--- Actions to take ---
a. Which diagnostic labels for the writer's condition does the personal account about bipolar disorder and autism name? List every one.
b. Write the next part of the personal account about bipolar disorder and autism, picking up after its last sentence.

--- Exercise passage ---

--- START ---

I think I was always borderline bipolar since my teenage years, frankly, upon talking to my psychiatrist and detailing my thoughts and feelings and actions. But it was the two pregnancies that really seemed to tip the balance right over into the madness category where I was into the straight mania/depression phases. Scary. It was at one of my meetings with my psychiatrist that I said, and I remember this so clearly “I feel there’s more to me than just bipolar. I read about descriptions of it in books and it’s not all entirely me. There’s more to me”. She said she’d think about it more and get back to me. She came back at our next meeting with the idea that I had Asperger’s syndrome or more correctly now, Autism. They’ve done away with Asperger’s syndrome as a label in the medical journal that details mental health, the DSMV V. She gave me the name of a book to read “Aspergirls” by Rudy Simone. I went away thinking okay maybe she’s onto something.
Reading that book was like opening a wide window onto why I’ve been the way I was all my life. From the early days when I’d rather read a book than play with friends. Obsessive behaviours over certain things like horses or “mad passions” as I called them then. Diving into subjects with great glee and depth to the exclusion of all else. Why I had few friends in high school, ate lunch in the school gym while watching the kids do trampoline. Not having a date to the prom. Having some difficulty getting words to paper. Knowing things in my head but not being able to reproduce them onto paper for exams therefore failing even through I was “smart”. Being taken advantage of by people who knew I was a soft touch.

--- END ---

--- Raw data ---
--- START ---

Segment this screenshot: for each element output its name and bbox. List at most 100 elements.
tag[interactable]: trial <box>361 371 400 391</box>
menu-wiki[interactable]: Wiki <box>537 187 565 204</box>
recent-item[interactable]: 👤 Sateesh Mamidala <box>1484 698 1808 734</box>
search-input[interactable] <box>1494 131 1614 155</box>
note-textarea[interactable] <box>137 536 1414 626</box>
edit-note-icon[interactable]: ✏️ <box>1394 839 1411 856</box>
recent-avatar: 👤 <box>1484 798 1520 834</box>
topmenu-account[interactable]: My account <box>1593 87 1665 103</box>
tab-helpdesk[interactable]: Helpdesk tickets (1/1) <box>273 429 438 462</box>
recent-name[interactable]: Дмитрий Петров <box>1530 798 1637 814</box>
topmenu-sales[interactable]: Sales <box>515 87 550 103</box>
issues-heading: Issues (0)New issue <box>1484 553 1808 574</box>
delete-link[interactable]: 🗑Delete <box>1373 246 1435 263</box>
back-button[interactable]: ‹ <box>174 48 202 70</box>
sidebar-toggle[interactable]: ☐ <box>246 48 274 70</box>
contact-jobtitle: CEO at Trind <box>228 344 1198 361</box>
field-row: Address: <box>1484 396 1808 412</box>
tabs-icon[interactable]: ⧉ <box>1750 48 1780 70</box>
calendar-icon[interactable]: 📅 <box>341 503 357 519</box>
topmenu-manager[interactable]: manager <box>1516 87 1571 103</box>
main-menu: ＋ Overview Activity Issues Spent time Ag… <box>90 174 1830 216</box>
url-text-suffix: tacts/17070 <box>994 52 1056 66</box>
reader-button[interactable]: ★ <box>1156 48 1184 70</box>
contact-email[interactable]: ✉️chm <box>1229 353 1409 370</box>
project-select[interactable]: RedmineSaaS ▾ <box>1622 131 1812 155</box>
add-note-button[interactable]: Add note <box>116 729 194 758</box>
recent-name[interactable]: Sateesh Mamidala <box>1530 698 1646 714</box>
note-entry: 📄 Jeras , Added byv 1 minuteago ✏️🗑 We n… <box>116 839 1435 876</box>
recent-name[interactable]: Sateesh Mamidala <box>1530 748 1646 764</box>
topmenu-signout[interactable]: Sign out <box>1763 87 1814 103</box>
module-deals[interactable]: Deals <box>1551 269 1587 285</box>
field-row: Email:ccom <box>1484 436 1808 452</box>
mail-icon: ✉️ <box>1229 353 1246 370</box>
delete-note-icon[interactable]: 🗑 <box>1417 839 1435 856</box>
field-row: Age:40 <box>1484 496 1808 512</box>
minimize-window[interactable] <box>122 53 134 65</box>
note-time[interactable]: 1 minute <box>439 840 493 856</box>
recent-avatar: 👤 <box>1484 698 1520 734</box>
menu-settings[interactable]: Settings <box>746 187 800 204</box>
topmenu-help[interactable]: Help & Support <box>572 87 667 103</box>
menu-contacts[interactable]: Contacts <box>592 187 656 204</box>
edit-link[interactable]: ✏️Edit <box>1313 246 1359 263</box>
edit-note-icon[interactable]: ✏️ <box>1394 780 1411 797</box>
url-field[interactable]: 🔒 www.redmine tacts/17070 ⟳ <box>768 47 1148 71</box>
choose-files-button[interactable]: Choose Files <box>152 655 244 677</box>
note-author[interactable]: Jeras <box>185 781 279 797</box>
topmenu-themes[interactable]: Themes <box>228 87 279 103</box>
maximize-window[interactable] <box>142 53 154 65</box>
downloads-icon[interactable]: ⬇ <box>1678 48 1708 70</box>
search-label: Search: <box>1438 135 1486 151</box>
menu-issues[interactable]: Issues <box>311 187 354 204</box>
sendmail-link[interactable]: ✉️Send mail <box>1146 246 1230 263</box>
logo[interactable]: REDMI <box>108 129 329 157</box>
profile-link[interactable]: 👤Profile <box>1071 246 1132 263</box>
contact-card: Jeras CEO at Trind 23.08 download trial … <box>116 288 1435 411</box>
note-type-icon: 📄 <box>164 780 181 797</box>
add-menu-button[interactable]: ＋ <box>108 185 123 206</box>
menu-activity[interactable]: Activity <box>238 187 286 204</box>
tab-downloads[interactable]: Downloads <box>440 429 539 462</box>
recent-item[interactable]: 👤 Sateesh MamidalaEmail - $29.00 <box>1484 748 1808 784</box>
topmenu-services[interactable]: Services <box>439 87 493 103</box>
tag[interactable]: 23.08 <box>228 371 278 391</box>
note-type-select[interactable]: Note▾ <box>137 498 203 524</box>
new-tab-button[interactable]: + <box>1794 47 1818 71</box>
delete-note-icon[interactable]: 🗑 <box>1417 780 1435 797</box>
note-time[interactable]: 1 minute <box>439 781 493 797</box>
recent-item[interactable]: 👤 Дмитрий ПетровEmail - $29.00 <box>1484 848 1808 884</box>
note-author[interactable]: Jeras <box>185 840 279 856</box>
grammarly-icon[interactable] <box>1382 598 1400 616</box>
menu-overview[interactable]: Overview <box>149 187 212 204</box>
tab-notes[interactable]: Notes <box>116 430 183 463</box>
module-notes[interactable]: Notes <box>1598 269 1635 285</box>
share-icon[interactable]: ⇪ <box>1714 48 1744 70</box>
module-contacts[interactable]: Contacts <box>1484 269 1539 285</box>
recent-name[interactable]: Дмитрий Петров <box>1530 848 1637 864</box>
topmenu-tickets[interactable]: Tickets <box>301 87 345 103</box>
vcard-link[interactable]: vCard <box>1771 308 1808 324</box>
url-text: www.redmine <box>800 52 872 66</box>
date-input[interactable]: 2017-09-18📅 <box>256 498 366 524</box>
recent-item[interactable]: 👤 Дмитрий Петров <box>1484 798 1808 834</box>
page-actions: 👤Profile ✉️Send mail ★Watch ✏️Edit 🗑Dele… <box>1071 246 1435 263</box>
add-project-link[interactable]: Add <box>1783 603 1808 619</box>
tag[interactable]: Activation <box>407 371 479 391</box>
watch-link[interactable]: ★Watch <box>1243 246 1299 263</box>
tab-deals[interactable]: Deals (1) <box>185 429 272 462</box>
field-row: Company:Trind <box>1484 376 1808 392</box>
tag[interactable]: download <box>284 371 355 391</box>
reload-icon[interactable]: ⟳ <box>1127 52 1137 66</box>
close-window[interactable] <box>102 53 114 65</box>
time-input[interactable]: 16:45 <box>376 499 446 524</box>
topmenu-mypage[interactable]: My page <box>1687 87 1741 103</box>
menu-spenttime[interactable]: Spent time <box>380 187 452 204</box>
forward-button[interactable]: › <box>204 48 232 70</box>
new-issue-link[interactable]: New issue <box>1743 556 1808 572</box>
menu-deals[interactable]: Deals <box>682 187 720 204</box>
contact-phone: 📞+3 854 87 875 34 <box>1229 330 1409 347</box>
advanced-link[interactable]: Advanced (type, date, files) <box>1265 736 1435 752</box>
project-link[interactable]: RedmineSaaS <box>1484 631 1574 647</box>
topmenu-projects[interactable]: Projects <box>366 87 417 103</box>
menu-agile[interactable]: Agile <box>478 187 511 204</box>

--- END ---

--- Answers to the tasks ---
a.
- Bipolar
- Asperger's syndrome
- Autism

b.
Meeting Tim, my husband, who I believe is also on the autism spectrum, was so wonderful. Finally a person who saw me as a valuable friend. I’ve had very few true friends in life. I can count on two hands those friends who’ve been with me throughout my life through thick and thin, ups and downs. Autism isn’t a kind companion when it comes to that. You’re viewed as being very different, odd, not one of the crowd. You definitely march to your own drummer. But I’ve always tried to believe it’s due to my uniqueness, my gifts that that is why people don’t get me. Not because I’m broken and defective which what the negative voices try to tell me. When I alienate people, which I know I do, I simply have to accept that they just don’t get me, which is hard sometimes, of course. I’m very opinionated. Don’t get me started on politics, for instance. But I’m very thankful when people do accept me for me and obviously enjoy my company.
How I view myself according to my Johari window is accepting, bold, caring, extroverted, giving, and warm. How others view me is quite long and varied but highlights are cheerful, friendly, energetic, helpful, loving, sentimental, spontaneous, and silly. You can see more of it here.
So, hopefully that goes some way into explaining my discoveries. I’ve only found it’s helped me grow as a person to embrace these discoveries and adapt them into my life.